AIM: Copy every line in the records below that contains the word "お昼の読書タイム".

Stored records:
+===+
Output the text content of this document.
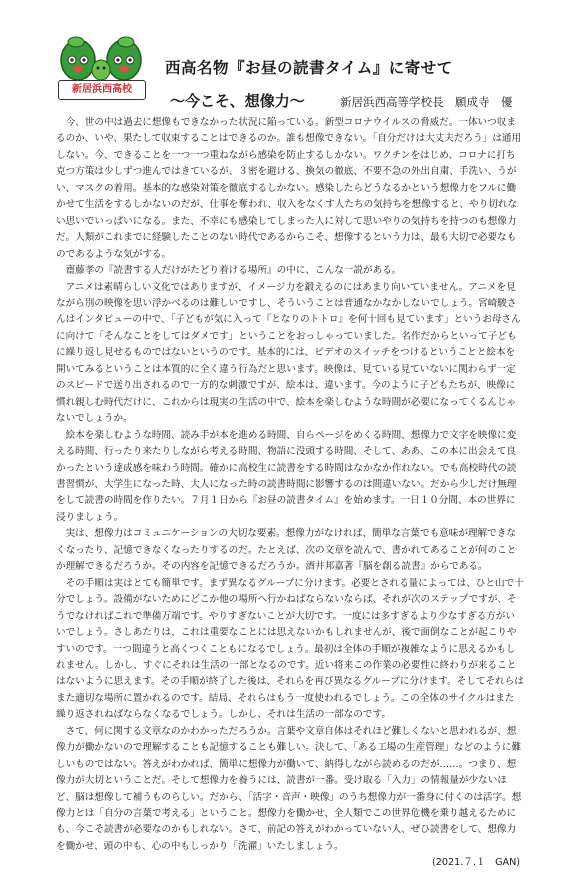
新居浜西高校
西高名物『お昼の読書タイム』に寄せて
～今こそ、想像力～	新居浜西高等学校長　願成寺　優

今、世の中は過去に想像もできなかった状況に陥っている。新型コロナウイルスの脅威だ。一体いつ収まるのか、いや、果たして収束することはできるのか。誰も想像できない。「自分だけは大丈夫だろう」は通用しない。今、できることを一つ一つ重ねながら感染を防止するしかない。ワクチンをはじめ、コロナに打ち克つ方策は少しずつ進んではきているが、３密を避ける、換気の徹底、不要不急の外出自粛、手洗い、うがい、マスクの着用。基本的な感染対策を徹底するしかない。感染したらどうなるかという想像力をフルに働かせて生活をするしかないのだが、仕事を奪われ、収入をなくす人たちの気持ちを想像すると、やり切れない思いでいっぱいになる。また、不幸にも感染してしまった人に対して思いやりの気持ちを持つのも想像力だ。人類がこれまでに経験したことのない時代であるからこそ、想像するという力は、最も大切で必要なものであるような気がする。

齋藤孝の『読書する人だけがたどり着ける場所』の中に、こんな一説がある。

アニメは素晴らしい文化ではありますが、イメージ力を鍛えるのにはあまり向いていません。アニメを見ながら別の映像を思い浮かべるのは難しいですし、そういうことは普通なかなかしないでしょう。宮崎駿さんはインタビューの中で、「子どもが気に入って『となりのトトロ』を何十回も見ています」というお母さんに向けて「そんなことをしてはダメです」ということをおっしゃっていました。名作だからといって子どもに繰り返し見せるものではないというのです。基本的には、ビデオのスイッチをつけるということと絵本を開いてみるということは本質的に全く違う行為だと思います。映像は、見ている見ていないに関わらず一定のスピードで送り出されるので一方的な刺激ですが、絵本は、違います。今のように子どもたちが、映像に慣れ親しむ時代だけに、これからは現実の生活の中で、絵本を楽しむような時間が必要になってくるんじゃないでしょうか。

絵本を楽しむような時間、読み手が本を進める時間、自らページをめくる時間、想像力で文字を映像に変える時間、行ったり来たりしながら考える時間、物語に没頭する時間、そして、ああ、この本に出会えて良かったという達成感を味わう時間。確かに高校生に読書をする時間はなかなか作れない。でも高校時代の読書習慣が、大学生になった時、大人になった時の読書時間に影響するのは間違いない。だから少しだけ無理をして読書の時間を作りたい。７月１日から『お昼の読書タイム』を始めます。一日１０分間、本の世界に浸りましょう。

実は、想像力はコミュニケーションの大切な要素。想像力がなければ、簡単な言葉でも意味が理解できなくなったり、記憶できなくなったりするのだ。たとえば、次の文章を読んで、書かれてあることが何のことか理解できるだろうか。その内容を記憶できるだろうか。酒井邦嘉著『脳を創る読書』からである。

その手順は実はとても簡単です。まず異なるグループに分けます。必要とされる量によっては、ひと山で十分でしょう。設備がないためにどこか他の場所へ行かねばならないならば、それが次のステップですが、そうでなければこれで準備万端です。やりすぎないことが大切です。一度には多すぎるより少なすぎる方がいいでしょう。さしあたりは、これは重要なことには思えないかもしれませんが、後で面倒なことが起こりやすいのです。一つ間違うと高くつくこともになるでしょう。最初は全体の手順が複雑なように思えるかもしれません。しかし、すぐにそれは生活の一部となるのです。近い将来この作業の必要性に終わりが来ることはないように思えます。その手順が終了した後は、それらを再び異なるグループに分けます。そしてそれらはまた適切な場所に置かれるのです。結局、それらはもう一度使われるでしょう。この全体のサイクルはまた繰り返されねばならなくなるでしょう。しかし、それは生活の一部なのです。

さて、何に関する文章なのかわかっただろうか。言葉や文章自体はそれほど難しくないと思われるが、想像力が働かないので理解することも記憶することも難しい。決して、「ある工場の生産管理」などのように難しいものではない。答えがわかれば、簡単に想像力が働いて、納得しながら読めるのだが……。つまり、想像力が大切ということだ。そして想像力を養うには、読書が一番。受け取る「入力」の情報量が少ないほど、脳は想像して補うものらしい。だから、「活字・音声・映像」のうち想像力が一番身に付くのは活字。想像力とは「自分の言葉で考える」ということ。想像力を働かせ、全人類でこの世界危機を乗り越えるためにも、今こそ読書が必要なのかもしれない。さて、前記の答えがわかっていない人、ぜひ読書をして、想像力を働かせ、頭の中も、心の中もしっかり「洗濯」いたしましょう。

(2021.７.１　GAN)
+===+
OUTPUT BELOW:
西高名物『お昼の読書タイム』に寄せて
絵本を楽しむような時間、読み手が本を進める時間、自らページをめくる時間、想像力で文字を映像に変える時間、行ったり来たりしながら考える時間、物語に没頭する時間、そして、ああ、この本に出会えて良かったという達成感を味わう時間。確かに高校生に読書をする時間はなかなか作れない。でも高校時代の読書習慣が、大学生になった時、大人になった時の読書時間に影響するのは間違いない。だから少しだけ無理をして読書の時間を作りたい。７月１日から『お昼の読書タイム』を始めます。一日１０分間、本の世界に浸りましょう。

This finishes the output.